■ **Written request**:
Starting from the line that contains "What does this", reproduce each line exactly through the end of the material, and include no other lines.

********

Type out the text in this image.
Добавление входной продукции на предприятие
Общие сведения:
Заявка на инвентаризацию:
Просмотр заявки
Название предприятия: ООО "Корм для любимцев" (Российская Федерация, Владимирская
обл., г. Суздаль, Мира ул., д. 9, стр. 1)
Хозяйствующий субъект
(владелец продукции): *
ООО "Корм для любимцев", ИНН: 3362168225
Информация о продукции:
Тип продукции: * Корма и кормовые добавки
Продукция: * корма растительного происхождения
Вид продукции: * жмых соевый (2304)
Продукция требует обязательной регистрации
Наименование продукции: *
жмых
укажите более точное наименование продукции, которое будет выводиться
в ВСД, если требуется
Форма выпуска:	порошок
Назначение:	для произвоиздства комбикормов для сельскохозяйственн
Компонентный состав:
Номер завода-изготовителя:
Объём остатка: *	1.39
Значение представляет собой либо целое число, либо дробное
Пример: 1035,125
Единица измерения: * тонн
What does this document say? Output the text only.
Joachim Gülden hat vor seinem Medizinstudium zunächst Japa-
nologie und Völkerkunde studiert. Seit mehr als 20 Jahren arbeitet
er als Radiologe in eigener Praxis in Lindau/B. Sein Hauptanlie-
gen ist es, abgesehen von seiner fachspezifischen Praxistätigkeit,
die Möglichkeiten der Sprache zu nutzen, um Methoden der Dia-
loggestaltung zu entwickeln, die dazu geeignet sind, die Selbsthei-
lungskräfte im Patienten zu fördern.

********

■ **Result for this task**:
What does this document say? Output the text only.
Joachim Gülden hat vor seinem Medizinstudium zunächst Japa-
nologie und Völkerkunde studiert. Seit mehr als 20 Jahren arbeitet
er als Radiologe in eigener Praxis in Lindau/B. Sein Hauptanlie-
gen ist es, abgesehen von seiner fachspezifischen Praxistätigkeit,
die Möglichkeiten der Sprache zu nutzen, um Methoden der Dia-
loggestaltung zu entwickeln, die dazu geeignet sind, die Selbsthei-
lungskräfte im Patienten zu fördern.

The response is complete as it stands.